__Challenge__.
Reproduce the forum thread about Data Science from Scratch below word for word, in its entirety.

__Excerpted passage__.
Data Science from Scratch: First Principles with Python

philliproso · on April 26, 2015

The book should add a subtitle "Includes 116 line implementation of an in memory database" https://github.com/joelgrus/data-science-from-scratch/blob/m... +90 line implementation of neural networks, wow that is some beautiful code

joelgrus · on April 26, 2015

Thank you! I worked very hard to make the book's code clear and beautiful.

tux · on April 27, 2015

Please add some summary comments in each file, like what it does.

spot · on April 27, 2015

he wrote a whole book of comments...

klibertp · on April 27, 2015

Normally I'd agree, but in this case the code is just one part of offering. You want docs, you buy the book. I know I will.

danso · on April 27, 2015

I was going to ask, "Why Python 2.x"? But then I just bought the book. Hope you don't mind if I post this excerpt:

> As I write this, the latest version of Python is 3.4. At DataSciencester, however, we use old, reliable Python 2.7. Python 3 is not backward-compatible with Python 2, and many important libraries only work well with 2.7. The data science community is still firmly stuck on 2.7, which means we will be, too. Make sure to get that version.

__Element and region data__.
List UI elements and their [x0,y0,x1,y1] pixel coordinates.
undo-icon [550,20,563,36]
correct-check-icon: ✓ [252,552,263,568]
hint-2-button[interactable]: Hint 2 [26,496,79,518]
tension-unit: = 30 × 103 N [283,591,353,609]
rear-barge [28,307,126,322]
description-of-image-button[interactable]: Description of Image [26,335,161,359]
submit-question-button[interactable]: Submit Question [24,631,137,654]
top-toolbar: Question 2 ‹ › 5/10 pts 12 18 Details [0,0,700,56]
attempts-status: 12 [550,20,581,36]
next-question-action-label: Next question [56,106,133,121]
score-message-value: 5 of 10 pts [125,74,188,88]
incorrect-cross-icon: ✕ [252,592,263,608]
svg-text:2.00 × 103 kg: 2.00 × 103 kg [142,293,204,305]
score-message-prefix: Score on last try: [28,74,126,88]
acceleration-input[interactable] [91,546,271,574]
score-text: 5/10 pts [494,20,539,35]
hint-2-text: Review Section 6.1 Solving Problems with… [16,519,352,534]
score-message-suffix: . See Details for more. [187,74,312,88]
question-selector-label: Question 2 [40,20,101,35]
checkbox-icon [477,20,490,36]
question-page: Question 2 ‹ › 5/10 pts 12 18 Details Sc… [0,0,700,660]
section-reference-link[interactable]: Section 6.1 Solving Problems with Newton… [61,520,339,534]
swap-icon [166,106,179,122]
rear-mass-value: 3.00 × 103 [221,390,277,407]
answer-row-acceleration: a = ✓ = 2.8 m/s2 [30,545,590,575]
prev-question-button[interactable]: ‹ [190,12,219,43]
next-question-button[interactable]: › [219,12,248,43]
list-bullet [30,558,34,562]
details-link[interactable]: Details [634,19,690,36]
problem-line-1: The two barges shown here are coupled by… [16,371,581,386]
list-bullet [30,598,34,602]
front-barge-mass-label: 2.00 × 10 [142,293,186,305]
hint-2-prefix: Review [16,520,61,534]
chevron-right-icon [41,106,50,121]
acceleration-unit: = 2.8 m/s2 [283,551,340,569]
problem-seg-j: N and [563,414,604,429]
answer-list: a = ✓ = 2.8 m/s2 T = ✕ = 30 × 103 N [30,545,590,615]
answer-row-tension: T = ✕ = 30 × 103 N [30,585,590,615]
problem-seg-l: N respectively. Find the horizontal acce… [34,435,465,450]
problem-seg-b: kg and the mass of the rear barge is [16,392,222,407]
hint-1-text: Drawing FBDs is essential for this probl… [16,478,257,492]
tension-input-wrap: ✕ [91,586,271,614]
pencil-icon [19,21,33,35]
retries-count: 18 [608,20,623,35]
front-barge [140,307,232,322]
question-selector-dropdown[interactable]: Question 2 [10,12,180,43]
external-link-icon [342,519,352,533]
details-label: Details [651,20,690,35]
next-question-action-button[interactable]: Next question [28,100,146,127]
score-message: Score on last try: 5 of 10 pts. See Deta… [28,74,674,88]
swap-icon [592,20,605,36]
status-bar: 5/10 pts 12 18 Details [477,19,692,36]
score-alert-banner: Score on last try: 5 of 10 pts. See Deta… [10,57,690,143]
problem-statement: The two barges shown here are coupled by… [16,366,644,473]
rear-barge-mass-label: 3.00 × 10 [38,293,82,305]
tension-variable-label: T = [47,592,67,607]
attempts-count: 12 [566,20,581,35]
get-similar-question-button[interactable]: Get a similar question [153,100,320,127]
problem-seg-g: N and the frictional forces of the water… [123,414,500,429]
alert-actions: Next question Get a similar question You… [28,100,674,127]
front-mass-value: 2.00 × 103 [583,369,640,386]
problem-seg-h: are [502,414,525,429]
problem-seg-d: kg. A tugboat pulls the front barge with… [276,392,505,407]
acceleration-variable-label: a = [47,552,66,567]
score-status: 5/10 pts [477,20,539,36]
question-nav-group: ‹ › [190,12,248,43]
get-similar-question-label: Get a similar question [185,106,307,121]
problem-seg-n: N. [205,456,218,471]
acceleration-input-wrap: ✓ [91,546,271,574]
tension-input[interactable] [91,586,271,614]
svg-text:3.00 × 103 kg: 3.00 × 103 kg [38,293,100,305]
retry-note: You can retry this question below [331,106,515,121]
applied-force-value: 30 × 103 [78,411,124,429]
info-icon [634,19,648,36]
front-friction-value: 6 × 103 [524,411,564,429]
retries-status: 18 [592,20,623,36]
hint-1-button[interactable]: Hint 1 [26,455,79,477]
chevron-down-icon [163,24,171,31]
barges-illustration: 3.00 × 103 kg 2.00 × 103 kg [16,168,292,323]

__Answer to this exercise__.
Data Science from Scratch: First Principles with Python

philliproso · on April 26, 2015

The book should add a subtitle "Includes 116 line implementation of an in memory database" https://github.com/joelgrus/data-science-from-scratch/blob/m... +90 line implementation of neural networks, wow that is some beautiful code

joelgrus · on April 26, 2015

Thank you! I worked very hard to make the book's code clear and beautiful.

tux · on April 27, 2015

Please add some summary comments in each file, like what it does.

spot · on April 27, 2015

he wrote a whole book of comments...

klibertp · on April 27, 2015

Normally I'd agree, but in this case the code is just one part of offering. You want docs, you buy the book. I know I will.

danso · on April 27, 2015

I was going to ask, "Why Python 2.x"? But then I just bought the book. Hope you don't mind if I post this excerpt:

> As I write this, the latest version of Python is 3.4. At DataSciencester, however, we use old, reliable Python 2.7. Python 3 is not backward-compatible with Python 2, and many important libraries only work well with 2.7. The data science community is still firmly stuck on 2.7, which means we will be, too. Make sure to get that version.